Look through the data below and return each line where "history" appears.

* START RECORDS SHOWN *

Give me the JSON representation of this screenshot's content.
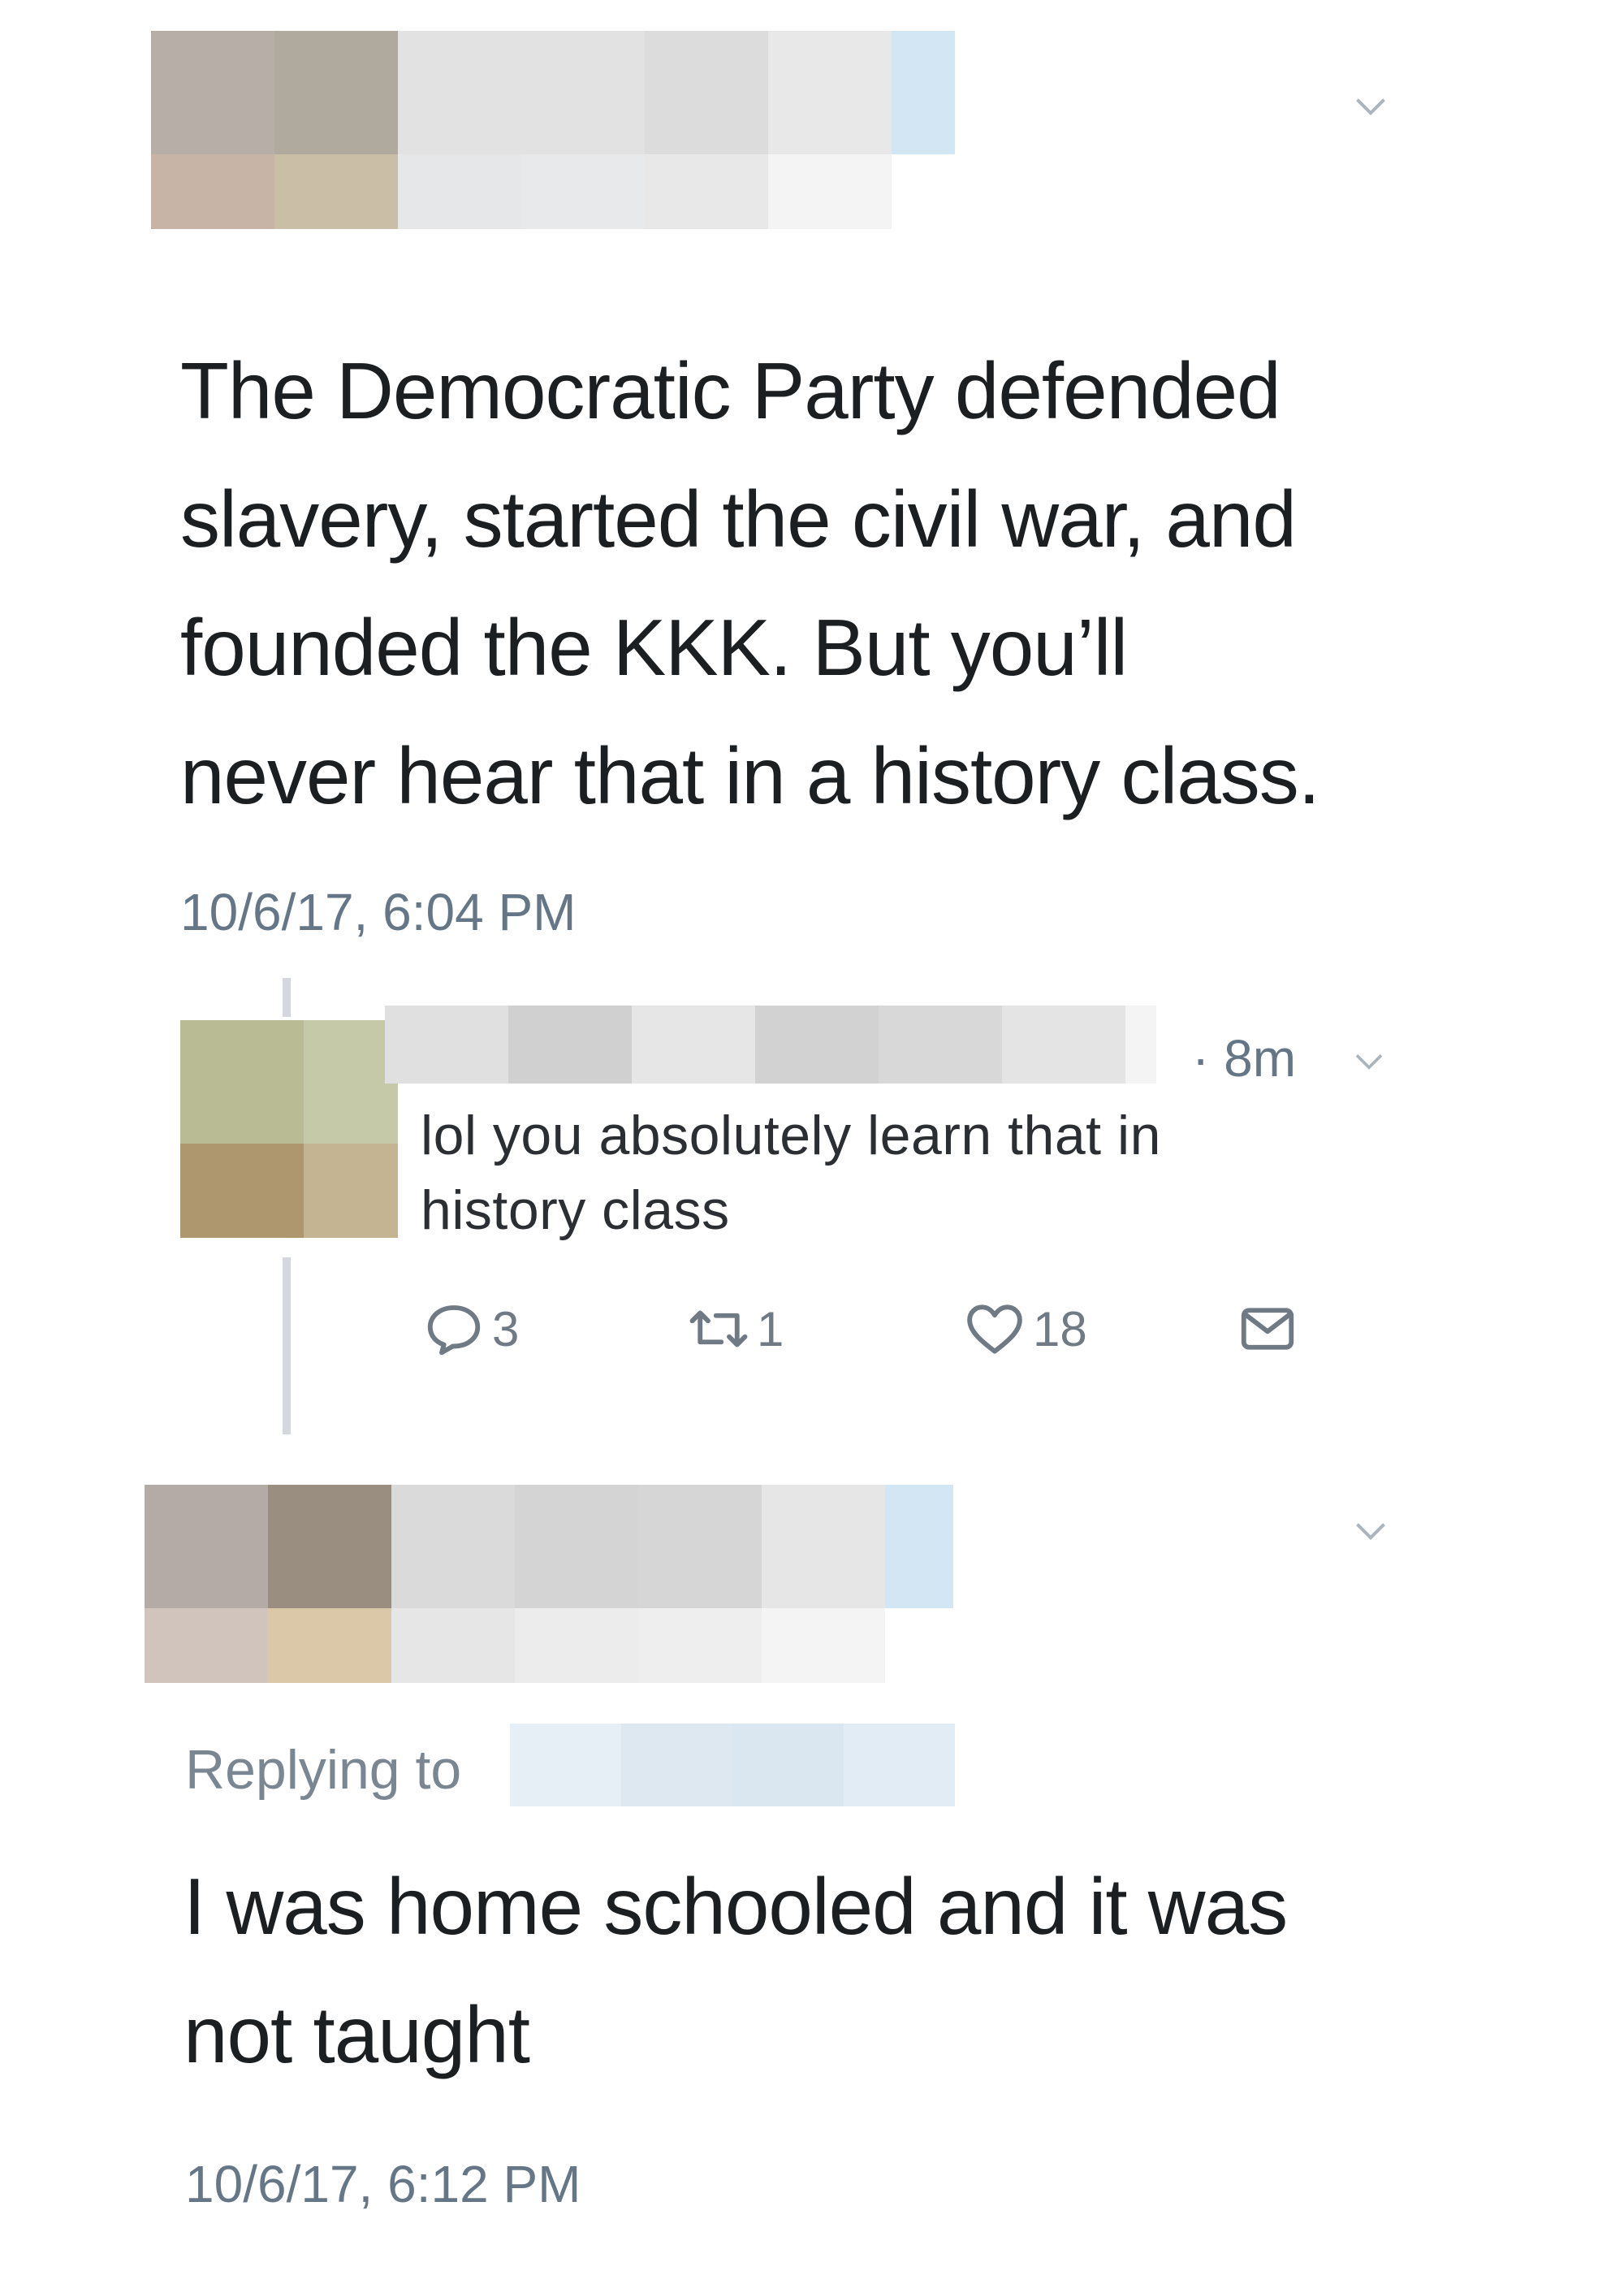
{
  "tweet1": {
    "text_lines": [
      "The Democratic Party defended",
      "slavery, started the civil war, and",
      "founded the KKK. But you’ll",
      "never hear that in a history class."
    ],
    "timestamp": "10/6/17, 6:04 PM",
    "menu_icon": "chevron-down-icon"
  },
  "reply": {
    "time": "· 8m",
    "text_lines": [
      "lol you absolutely learn that in",
      "history class"
    ],
    "actions": {
      "replies": "3",
      "retweets": "1",
      "likes": "18"
    },
    "icons": [
      "reply-icon",
      "retweet-icon",
      "heart-icon",
      "mail-icon"
    ]
  },
  "tweet2": {
    "replying_label": "Replying to",
    "text_lines": [
      "I was home schooled and it was",
      "not taught"
    ],
    "timestamp": "10/6/17, 6:12 PM",
    "menu_icon": "chevron-down-icon"
  },
  "colors": {
    "text": "#14171a",
    "secondary": "#657786",
    "thread_line": "#d4d8dc",
    "link_blur": "#d6e8f6"
  }
}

* END RECORDS SHOWN *

### CORRECT OUTPUT
      "never hear that in a history class."
      "history class"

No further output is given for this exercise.